● Given exercise: Wherever a line below holds the word "пункта", copy that line.
◆ ◆ ◆ ◆ ◆ ◆ ◆
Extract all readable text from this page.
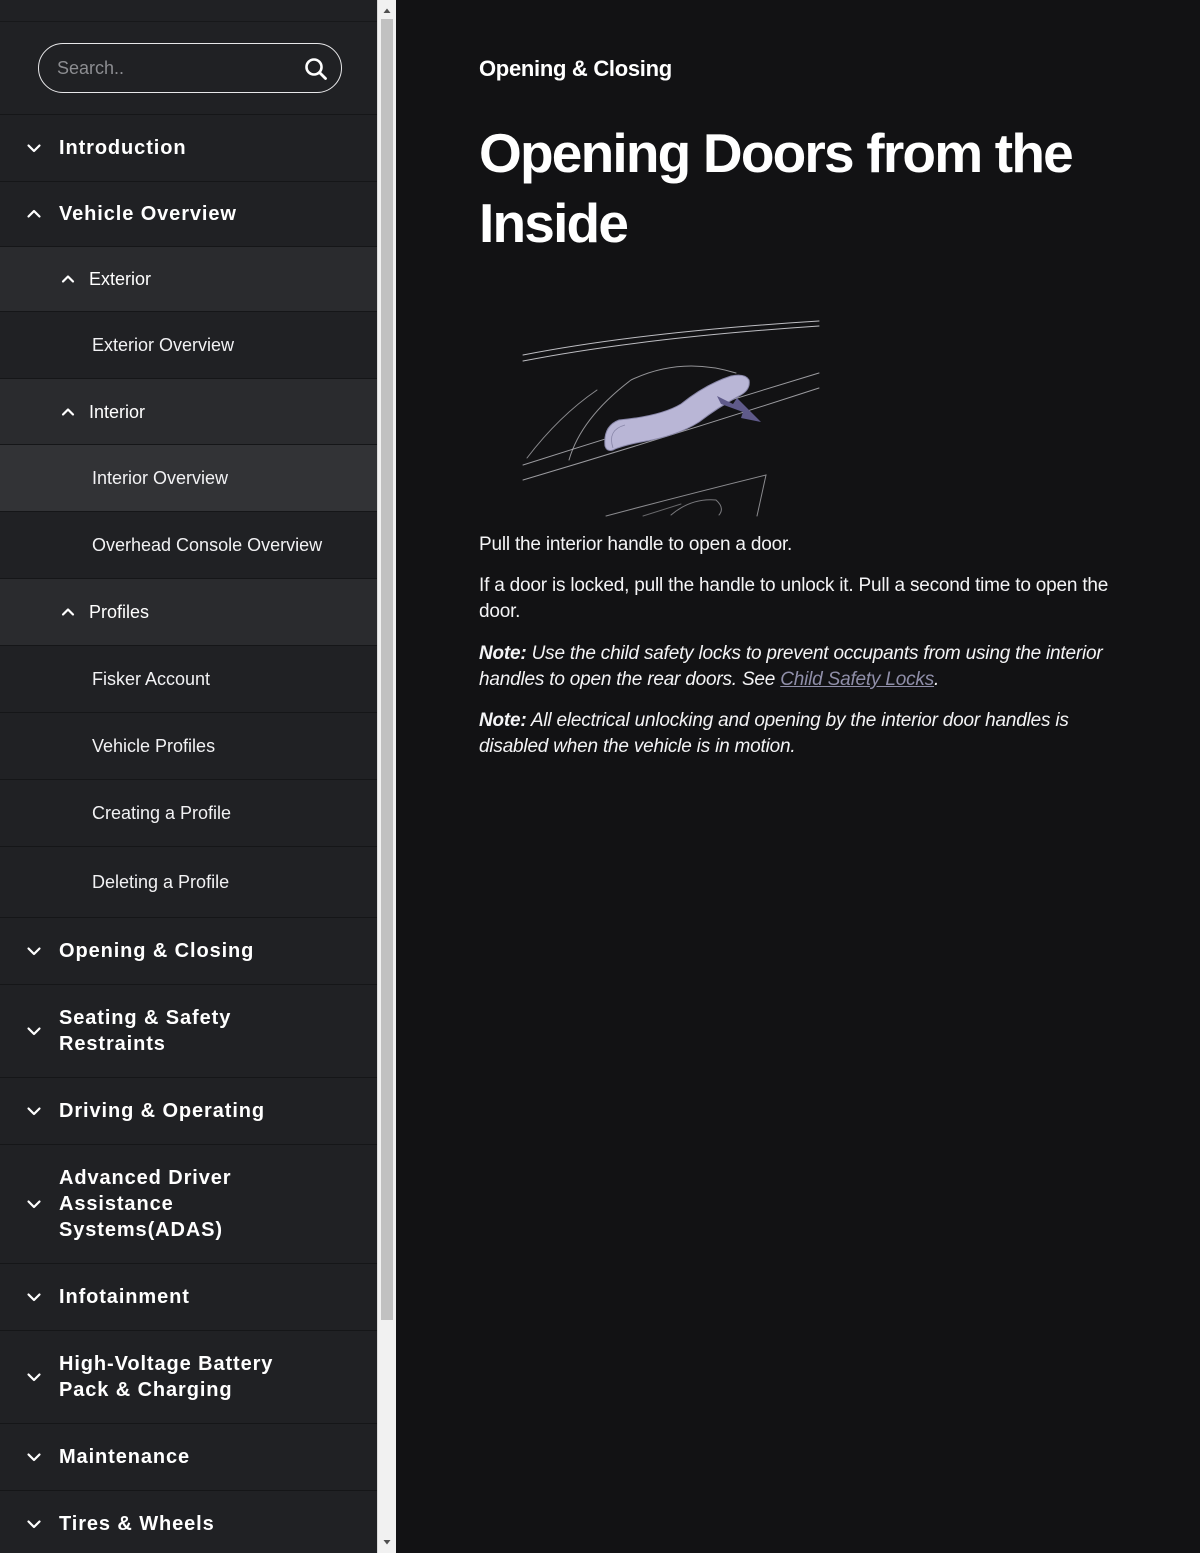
Search..
Introduction
Vehicle Overview
Exterior
Exterior Overview
Interior
Interior Overview
Overhead Console Overview
Profiles
Fisker Account
Vehicle Profiles
Creating a Profile
Deleting a Profile
Opening & Closing
Seating & Safety Restraints
Driving & Operating
Advanced Driver Assistance Systems(ADAS)
Infotainment
High-Voltage Battery Pack & Charging
Maintenance
Tires & Wheels
Opening & Closing
Opening Doors from the Inside

Pull the interior handle to open a door.

If a door is locked, pull the handle to unlock it. Pull a second time to open the door.

Note: Use the child safety locks to prevent occupants from using the interior handles to open the rear doors. See Child Safety Locks.

Note: All electrical unlocking and opening by the interior door handles is disabled when the vehicle is in motion.
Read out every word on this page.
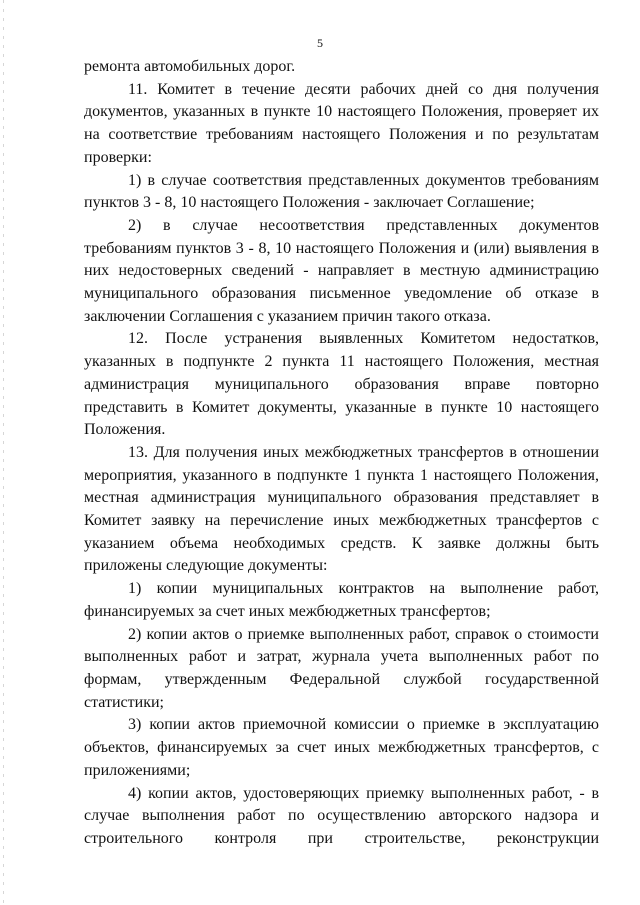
5

ремонта автомобильных дорог.

11. Комитет в течение десяти рабочих дней со дня получения документов, указанных в пункте 10 настоящего Положения, проверяет их на соответствие требованиям настоящего Положения и по результатам проверки:

1) в случае соответствия представленных документов требованиям пунктов 3 - 8, 10 настоящего Положения - заключает Соглашение;

2) в случае несоответствия представленных документов требованиям пунктов 3 - 8, 10 настоящего Положения и (или) выявления в них недостоверных сведений - направляет в местную администрацию муниципального образования письменное уведомление об отказе в заключении Соглашения с указанием причин такого отказа.

12. После устранения выявленных Комитетом недостатков, указанных в подпункте 2 пункта 11 настоящего Положения, местная администрация муниципального образования вправе повторно представить в Комитет документы, указанные в пункте 10 настоящего Положения.

13. Для получения иных межбюджетных трансфертов в отношении мероприятия, указанного в подпункте 1 пункта 1 настоящего Положения, местная администрация муниципального образования представляет в Комитет заявку на перечисление иных межбюджетных трансфертов с указанием объема необходимых средств. К заявке должны быть приложены следующие документы:

1) копии муниципальных контрактов на выполнение работ, финансируемых за счет иных межбюджетных трансфертов;

2) копии актов о приемке выполненных работ, справок о стоимости выполненных работ и затрат, журнала учета выполненных работ по формам, утвержденным Федеральной службой государственной статистики;

3) копии актов приемочной комиссии о приемке в эксплуатацию объектов, финансируемых за счет иных межбюджетных трансфертов, с приложениями;

4) копии актов, удостоверяющих приемку выполненных работ, - в случае выполнения работ по осуществлению авторского надзора и строительного контроля при строительстве, реконструкции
◆ ◆ ◆ ◆ ◆ ◆ ◆
● Solved problem:
12. После устранения выявленных Комитетом недостатков, указанных в подпункте 2 пункта 11 настоящего Положения, местная администрация муниципального образования вправе повторно представить в Комитет документы, указанные в пункте 10 настоящего Положения.
13. Для получения иных межбюджетных трансфертов в отношении мероприятия, указанного в подпункте 1 пункта 1 настоящего Положения, местная администрация муниципального образования представляет в Комитет заявку на перечисление иных межбюджетных трансфертов с указанием объема необходимых средств. К заявке должны быть приложены следующие документы:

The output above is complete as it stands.